◆ AIM
Select every line holding the word "their" and copy it.

◆ MATERIAL PROVIDED

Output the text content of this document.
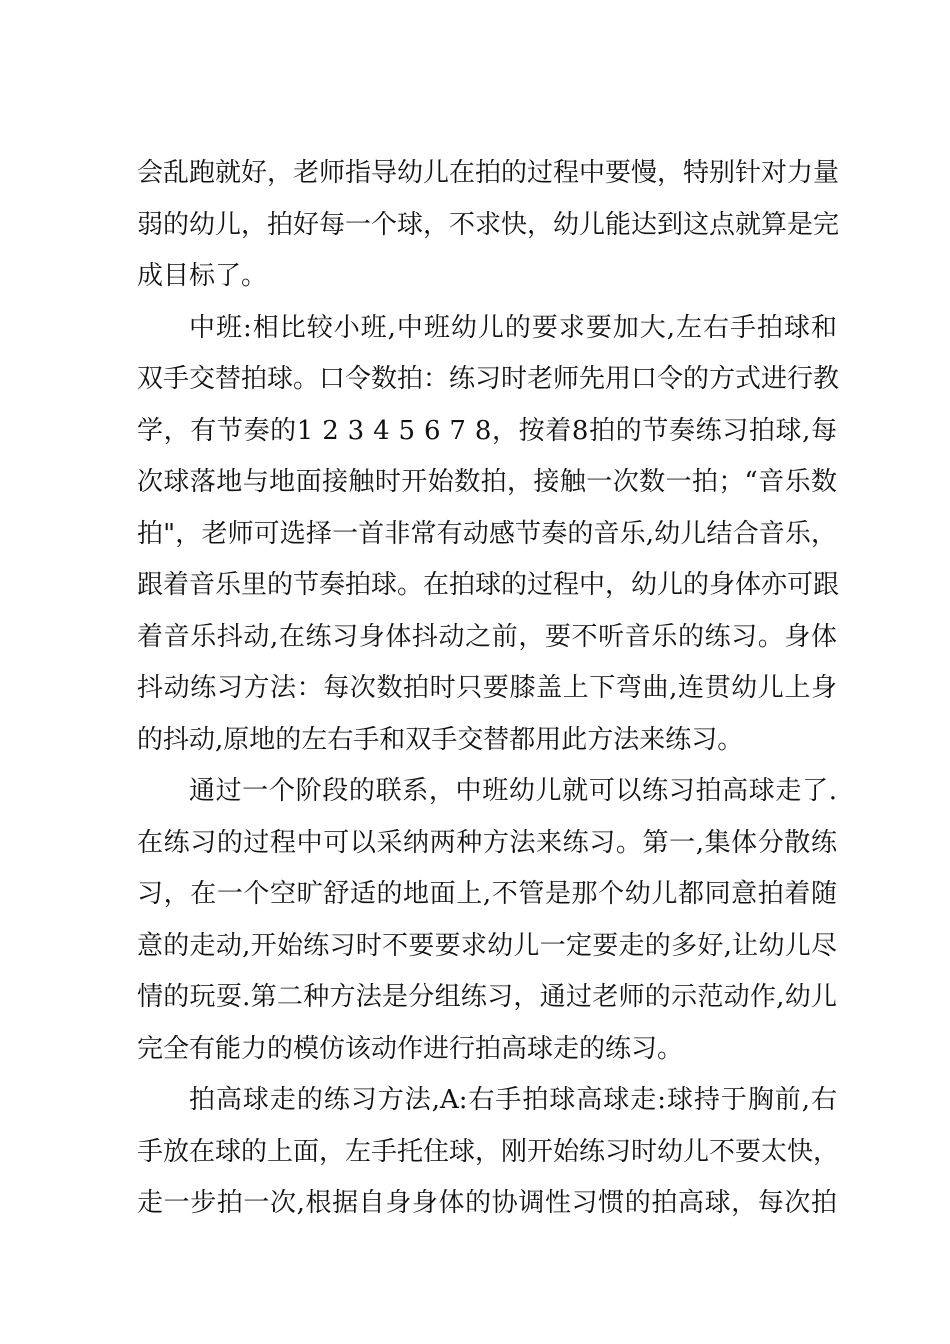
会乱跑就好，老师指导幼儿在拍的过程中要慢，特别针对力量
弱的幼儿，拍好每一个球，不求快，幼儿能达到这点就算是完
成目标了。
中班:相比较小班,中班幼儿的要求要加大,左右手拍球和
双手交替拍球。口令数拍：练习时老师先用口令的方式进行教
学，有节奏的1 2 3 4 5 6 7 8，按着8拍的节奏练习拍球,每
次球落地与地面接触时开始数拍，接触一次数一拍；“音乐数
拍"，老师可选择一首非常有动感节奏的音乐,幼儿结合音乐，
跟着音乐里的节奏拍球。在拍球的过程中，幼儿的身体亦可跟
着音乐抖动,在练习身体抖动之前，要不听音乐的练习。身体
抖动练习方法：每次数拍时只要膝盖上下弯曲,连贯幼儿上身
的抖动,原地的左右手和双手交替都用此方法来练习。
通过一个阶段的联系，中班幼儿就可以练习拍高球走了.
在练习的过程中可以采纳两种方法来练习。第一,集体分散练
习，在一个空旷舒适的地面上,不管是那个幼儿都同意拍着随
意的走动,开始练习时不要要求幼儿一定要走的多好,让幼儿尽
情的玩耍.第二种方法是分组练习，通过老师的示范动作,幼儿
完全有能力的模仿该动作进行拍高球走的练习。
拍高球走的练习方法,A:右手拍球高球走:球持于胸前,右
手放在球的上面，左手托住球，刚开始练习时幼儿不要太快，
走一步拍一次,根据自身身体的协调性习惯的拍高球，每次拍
...
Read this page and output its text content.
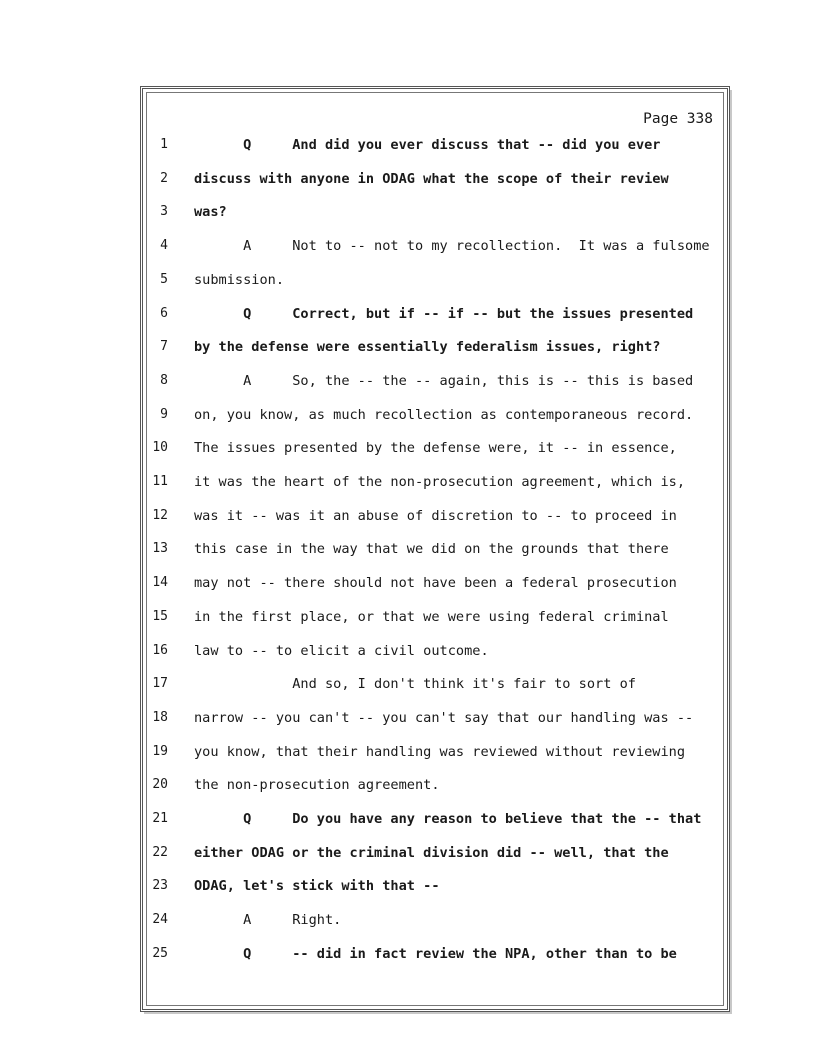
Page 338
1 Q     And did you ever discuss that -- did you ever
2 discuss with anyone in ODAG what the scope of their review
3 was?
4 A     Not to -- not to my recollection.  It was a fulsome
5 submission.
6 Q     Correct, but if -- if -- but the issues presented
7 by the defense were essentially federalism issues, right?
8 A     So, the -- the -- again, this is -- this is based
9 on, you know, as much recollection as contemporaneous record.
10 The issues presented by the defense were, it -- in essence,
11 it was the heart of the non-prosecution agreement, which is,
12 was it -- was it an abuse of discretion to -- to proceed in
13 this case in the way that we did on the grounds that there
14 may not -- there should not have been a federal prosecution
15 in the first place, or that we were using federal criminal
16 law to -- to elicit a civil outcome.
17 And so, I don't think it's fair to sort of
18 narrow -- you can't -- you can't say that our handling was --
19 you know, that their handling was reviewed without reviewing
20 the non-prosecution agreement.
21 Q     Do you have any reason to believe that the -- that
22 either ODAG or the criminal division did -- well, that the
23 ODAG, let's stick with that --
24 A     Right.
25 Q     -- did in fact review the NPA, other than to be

◆ FULL OUTPUT
2 discuss with anyone in ODAG what the scope of their review
19 you know, that their handling was reviewed without reviewing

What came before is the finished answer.